• WHAT TO PRODUCE: Restate the data exactly as given and keep the pictures out.

• SOURCE MATERIAL:
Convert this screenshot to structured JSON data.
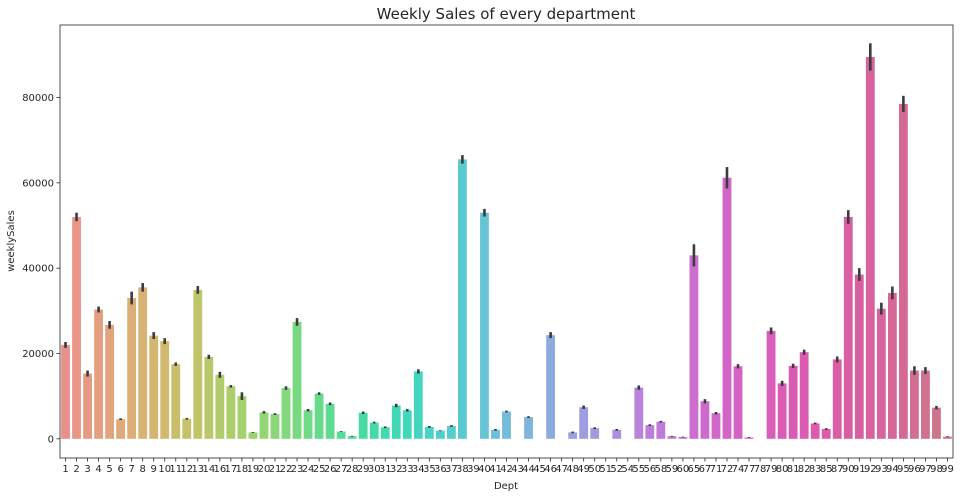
{
  "chart_data": {
    "type": "bar",
    "title": "Weekly Sales of every department",
    "xlabel": "Dept",
    "ylabel": "weeklySales",
    "ylim": [
      -4500,
      97000
    ],
    "yticks": [
      0,
      20000,
      40000,
      60000,
      80000
    ],
    "grid": false,
    "legend": "none",
    "categories": [
      "1",
      "2",
      "3",
      "4",
      "5",
      "6",
      "7",
      "8",
      "9",
      "10",
      "11",
      "12",
      "13",
      "14",
      "16",
      "17",
      "18",
      "19",
      "20",
      "21",
      "22",
      "23",
      "24",
      "25",
      "26",
      "27",
      "28",
      "29",
      "30",
      "31",
      "32",
      "33",
      "34",
      "35",
      "36",
      "37",
      "38",
      "39",
      "40",
      "41",
      "42",
      "43",
      "44",
      "45",
      "46",
      "47",
      "48",
      "49",
      "50",
      "51",
      "52",
      "54",
      "55",
      "56",
      "58",
      "59",
      "60",
      "65",
      "67",
      "71",
      "72",
      "74",
      "77",
      "78",
      "79",
      "80",
      "81",
      "82",
      "83",
      "85",
      "87",
      "90",
      "91",
      "92",
      "93",
      "94",
      "95",
      "96",
      "97",
      "98",
      "99"
    ],
    "values": [
      22000,
      52000,
      15300,
      30300,
      26700,
      4600,
      33000,
      35500,
      24200,
      22900,
      17500,
      4700,
      34900,
      19200,
      15000,
      12300,
      10000,
      1500,
      6200,
      5800,
      11900,
      27400,
      6700,
      10600,
      8200,
      1700,
      600,
      6100,
      3800,
      2700,
      7800,
      6700,
      15800,
      2800,
      1900,
      3000,
      65500,
      null,
      53000,
      2100,
      6400,
      null,
      5100,
      null,
      24300,
      null,
      1500,
      7400,
      2500,
      null,
      2100,
      null,
      12000,
      3200,
      4000,
      600,
      400,
      43000,
      8800,
      6000,
      61200,
      17000,
      300,
      null,
      25300,
      13000,
      17100,
      20300,
      3600,
      2300,
      18600,
      52000,
      38500,
      89500,
      30500,
      34200,
      78500,
      16000,
      16000,
      7300,
      500
    ],
    "errors": [
      700,
      1000,
      700,
      700,
      900,
      200,
      1500,
      1000,
      800,
      700,
      400,
      200,
      900,
      500,
      700,
      300,
      900,
      100,
      300,
      200,
      400,
      900,
      300,
      300,
      300,
      100,
      100,
      300,
      200,
      200,
      400,
      300,
      500,
      200,
      100,
      200,
      1000,
      0,
      900,
      200,
      200,
      0,
      200,
      0,
      700,
      0,
      200,
      400,
      200,
      0,
      200,
      0,
      500,
      200,
      200,
      100,
      100,
      2600,
      500,
      300,
      2500,
      500,
      100,
      0,
      800,
      600,
      500,
      600,
      200,
      200,
      700,
      1600,
      1500,
      3200,
      1400,
      1500,
      1900,
      1000,
      800,
      400,
      100
    ],
    "colors": [
      "#e9908d",
      "#e99588",
      "#e79a83",
      "#e59f80",
      "#e2a47c",
      "#dfa979",
      "#dcae75",
      "#d8b272",
      "#d4b670",
      "#cfba6e",
      "#cabe6c",
      "#c5c26a",
      "#bfc56a",
      "#b9c86a",
      "#b2cb6b",
      "#abce6c",
      "#a4d16e",
      "#9cd371",
      "#94d574",
      "#8bd678",
      "#82d87c",
      "#79d981",
      "#70da87",
      "#67da8c",
      "#5edb92",
      "#56db98",
      "#4edb9e",
      "#48dba4",
      "#43daaa",
      "#41d9b0",
      "#40d8b5",
      "#41d7ba",
      "#44d5bf",
      "#48d3c4",
      "#4dd0c8",
      "#53ceCC",
      "#59cbd0",
      "#5fc8d3",
      "#66c4d6",
      "#6cc1d8",
      "#73bdda",
      "#79b9dc",
      "#80b5de",
      "#86b0df",
      "#8cacdf",
      "#92a7e0",
      "#98a2e0",
      "#9e9de0",
      "#a498df",
      "#a993df",
      "#ae8ede",
      "#b389dc",
      "#b884db",
      "#bc7fd9",
      "#c07ad7",
      "#c476d5",
      "#c872d2",
      "#cb6ed0",
      "#ce6acd",
      "#d167ca",
      "#d364c7",
      "#d562c4",
      "#d760c1",
      "#d85ebe",
      "#d95dba",
      "#da5cb7",
      "#da5bb4",
      "#db5bb0",
      "#db5bad",
      "#db5ca9",
      "#da5da6",
      "#da5ea3",
      "#d960a0",
      "#d8629d",
      "#d7649a",
      "#d66797",
      "#d46a94",
      "#d36d92",
      "#d1708f",
      "#cf748d",
      "#cd778b"
    ]
  }
}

• TASK SOLUTION:
Convert this screenshot to structured JSON data.
{
  "chart_data": {
    "type": "bar",
    "title": "Weekly Sales of every department",
    "xlabel": "Dept",
    "ylabel": "weeklySales",
    "ylim": [
      -4500,
      97000
    ],
    "yticks": [
      0,
      20000,
      40000,
      60000,
      80000
    ],
    "grid": false,
    "legend": "none",
    "categories": [
      "1",
      "2",
      "3",
      "4",
      "5",
      "6",
      "7",
      "8",
      "9",
      "10",
      "11",
      "12",
      "13",
      "14",
      "16",
      "17",
      "18",
      "19",
      "20",
      "21",
      "22",
      "23",
      "24",
      "25",
      "26",
      "27",
      "28",
      "29",
      "30",
      "31",
      "32",
      "33",
      "34",
      "35",
      "36",
      "37",
      "38",
      "39",
      "40",
      "41",
      "42",
      "43",
      "44",
      "45",
      "46",
      "47",
      "48",
      "49",
      "50",
      "51",
      "52",
      "54",
      "55",
      "56",
      "58",
      "59",
      "60",
      "65",
      "67",
      "71",
      "72",
      "74",
      "77",
      "78",
      "79",
      "80",
      "81",
      "82",
      "83",
      "85",
      "87",
      "90",
      "91",
      "92",
      "93",
      "94",
      "95",
      "96",
      "97",
      "98",
      "99"
    ],
    "values": [
      22000,
      52000,
      15300,
      30300,
      26700,
      4600,
      33000,
      35500,
      24200,
      22900,
      17500,
      4700,
      34900,
      19200,
      15000,
      12300,
      10000,
      1500,
      6200,
      5800,
      11900,
      27400,
      6700,
      10600,
      8200,
      1700,
      600,
      6100,
      3800,
      2700,
      7800,
      6700,
      15800,
      2800,
      1900,
      3000,
      65500,
      null,
      53000,
      2100,
      6400,
      null,
      5100,
      null,
      24300,
      null,
      1500,
      7400,
      2500,
      null,
      2100,
      null,
      12000,
      3200,
      4000,
      600,
      400,
      43000,
      8800,
      6000,
      61200,
      17000,
      300,
      null,
      25300,
      13000,
      17100,
      20300,
      3600,
      2300,
      18600,
      52000,
      38500,
      89500,
      30500,
      34200,
      78500,
      16000,
      16000,
      7300,
      500
    ],
    "errors": [
      700,
      1000,
      700,
      700,
      900,
      200,
      1500,
      1000,
      800,
      700,
      400,
      200,
      900,
      500,
      700,
      300,
      900,
      100,
      300,
      200,
      400,
      900,
      300,
      300,
      300,
      100,
      100,
      300,
      200,
      200,
      400,
      300,
      500,
      200,
      100,
      200,
      1000,
      0,
      900,
      200,
      200,
      0,
      200,
      0,
      700,
      0,
      200,
      400,
      200,
      0,
      200,
      0,
      500,
      200,
      200,
      100,
      100,
      2600,
      500,
      300,
      2500,
      500,
      100,
      0,
      800,
      600,
      500,
      600,
      200,
      200,
      700,
      1600,
      1500,
      3200,
      1400,
      1500,
      1900,
      1000,
      800,
      400,
      100
    ],
    "colors": [
      "#e9908d",
      "#e99588",
      "#e79a83",
      "#e59f80",
      "#e2a47c",
      "#dfa979",
      "#dcae75",
      "#d8b272",
      "#d4b670",
      "#cfba6e",
      "#cabe6c",
      "#c5c26a",
      "#bfc56a",
      "#b9c86a",
      "#b2cb6b",
      "#abce6c",
      "#a4d16e",
      "#9cd371",
      "#94d574",
      "#8bd678",
      "#82d87c",
      "#79d981",
      "#70da87",
      "#67da8c",
      "#5edb92",
      "#56db98",
      "#4edb9e",
      "#48dba4",
      "#43daaa",
      "#41d9b0",
      "#40d8b5",
      "#41d7ba",
      "#44d5bf",
      "#48d3c4",
      "#4dd0c8",
      "#53ceCC",
      "#59cbd0",
      "#5fc8d3",
      "#66c4d6",
      "#6cc1d8",
      "#73bdda",
      "#79b9dc",
      "#80b5de",
      "#86b0df",
      "#8cacdf",
      "#92a7e0",
      "#98a2e0",
      "#9e9de0",
      "#a498df",
      "#a993df",
      "#ae8ede",
      "#b389dc",
      "#b884db",
      "#bc7fd9",
      "#c07ad7",
      "#c476d5",
      "#c872d2",
      "#cb6ed0",
      "#ce6acd",
      "#d167ca",
      "#d364c7",
      "#d562c4",
      "#d760c1",
      "#d85ebe",
      "#d95dba",
      "#da5cb7",
      "#da5bb4",
      "#db5bb0",
      "#db5bad",
      "#db5ca9",
      "#da5da6",
      "#da5ea3",
      "#d960a0",
      "#d8629d",
      "#d7649a",
      "#d66797",
      "#d46a94",
      "#d36d92",
      "#d1708f",
      "#cf748d",
      "#cd778b"
    ]
  }
}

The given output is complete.